Work instructions:
Look through the material and copy each line holding "SAUCE".

— Start of Data listing —

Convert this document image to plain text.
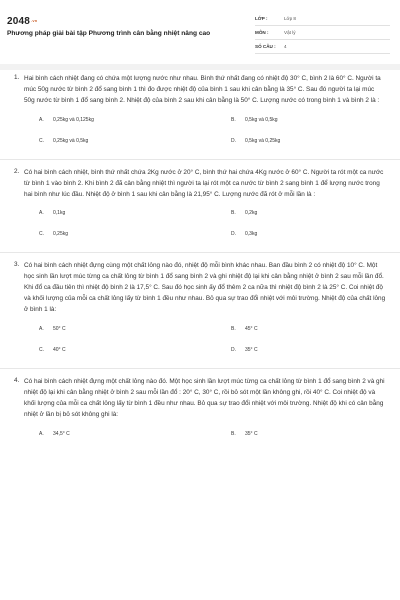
$2048^{.vn}$
Phương pháp giải bài tập Phương trình cân bằng nhiệt nâng cao
LỚP :	Lớp 8
MÔN :	Vật lý
SỐ CÂU : 4
1. Hai bình cách nhiệt đang có chứa một lượng nước như nhau. Bình thứ nhất đang có nhiệt độ 30° C, bình 2 là 60° C. Người ta múc 50g nước từ bình 2 đổ sang bình 1 thì đo được nhiệt độ của bình 1 sau khi cân bằng là 35° C. Sau đó người ta lại múc 50g nước từ bình 1 đổ sang bình 2. Nhiệt độ của bình 2 sau khi cân bằng là 50° C. Lượng nước có trong bình 1 và bình 2 là :
A. 0,25kg và 0,125kg	B. 0,5kg và 0,5kg
C. 0,25kg và 0,5kg	D. 0,5kg và 0,25kg
2. Có hai bình cách nhiệt, bình thứ nhất chứa 2Kg nước ở 20° C, bình thứ hai chứa 4Kg nước ở 60° C. Người ta rót một ca nước từ bình 1 vào bình 2. Khi bình 2 đã cân bằng nhiệt thì người ta lại rót một ca nước từ bình 2 sang bình 1 để lượng nước trong hai bình như lúc đầu. Nhiệt độ ở bình 1 sau khi cân bằng là 21,95° C. Lượng nước đã rót ở mỗi lần là :
A. 0,1kg	B. 0,2kg
C. 0,25kg	D. 0,3kg
3. Có hai bình cách nhiệt đựng cùng một chất lỏng nào đó, nhiệt độ mỗi bình khác nhau. Ban đầu bình 2 có nhiệt độ 10° C. Một học sinh lần lượt múc từng ca chất lỏng từ bình 1 đổ sang bình 2 và ghi nhiệt độ lại khi cân bằng nhiệt ở bình 2 sau mỗi lần đổ. Khi đổ ca đầu tiên thì nhiệt độ bình 2 là 17,5° C. Sau đó học sinh ấy đổ thêm 2 ca nữa thì nhiệt độ bình 2 là 25° C. Coi nhiệt độ và khối lượng của mỗi ca chất lỏng lấy từ bình 1 đều như nhau. Bỏ qua sự trao đổi nhiệt với môi trường. Nhiệt độ của chất lỏng ở bình 1 là:
A. 50° C	B. 45° C
C. 40° C	D. 35° C
4. Có hai bình cách nhiệt đựng một chất lỏng nào đó. Một học sinh lần lượt múc từng ca chất lỏng từ bình 1 đổ sang bình 2 và ghi nhiệt độ lại khi cân bằng nhiệt ở bình 2 sau mỗi lần đổ : 20° C, 30° C, rồi bỏ sót một lần không ghi, rồi 40° C. Coi nhiệt độ và khối lượng của mỗi ca chất lỏng lấy từ bình 1 đều như nhau. Bỏ qua sự trao đổi nhiệt với môi trường. Nhiệt độ khi có cân bằng nhiệt ở lần bị bỏ sót không ghi là:
A. 34,5° C	B. 35° C
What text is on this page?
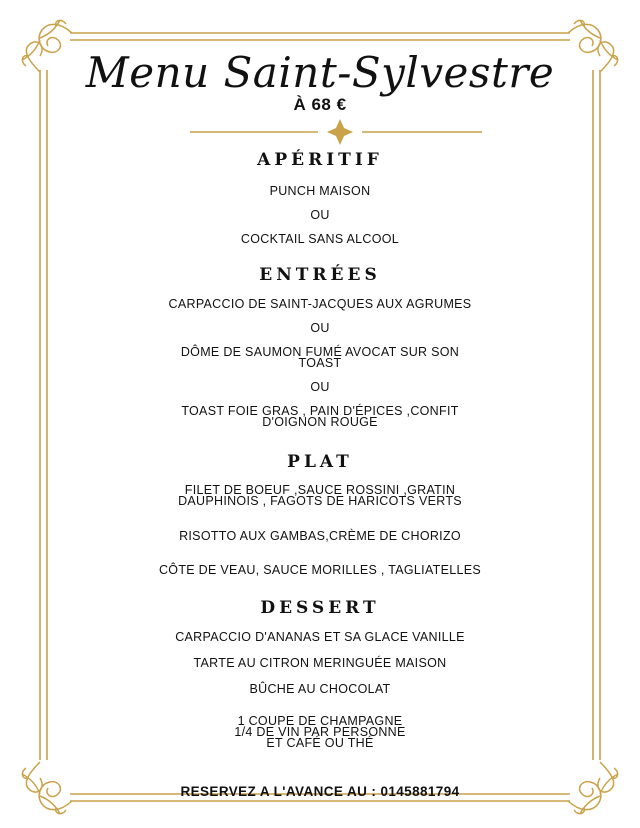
Menu Saint-Sylvestre
À 68 €
APÉRITIF
PUNCH MAISON
OU
COCKTAIL SANS ALCOOL
ENTRÉES
CARPACCIO DE SAINT-JACQUES AUX AGRUMES
OU
DÔME DE SAUMON FUMÉ AVOCAT SUR SON
TOAST
OU
TOAST FOIE GRAS , PAIN D'ÉPICES ,CONFIT
D'OIGNON ROUGE
PLAT
FILET DE BOEUF ,SAUCE ROSSINI ,GRATIN
DAUPHINOIS , FAGOTS DE HARICOTS VERTS
RISOTTO AUX GAMBAS,CRÈME DE CHORIZO
CÔTE DE VEAU, SAUCE MORILLES , TAGLIATELLES
DESSERT
CARPACCIO D'ANANAS ET SA GLACE VANILLE
TARTE AU CITRON MERINGUÉE MAISON
BÛCHE AU CHOCOLAT
1 COUPE DE CHAMPAGNE
1/4 DE VIN PAR PERSONNE
ET CAFÉ OU THÉ
RESERVEZ A L'AVANCE AU : 0145881794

— End of Data listing —

Completed task:
FILET DE BOEUF ,SAUCE ROSSINI ,GRATIN
CÔTE DE VEAU, SAUCE MORILLES , TAGLIATELLES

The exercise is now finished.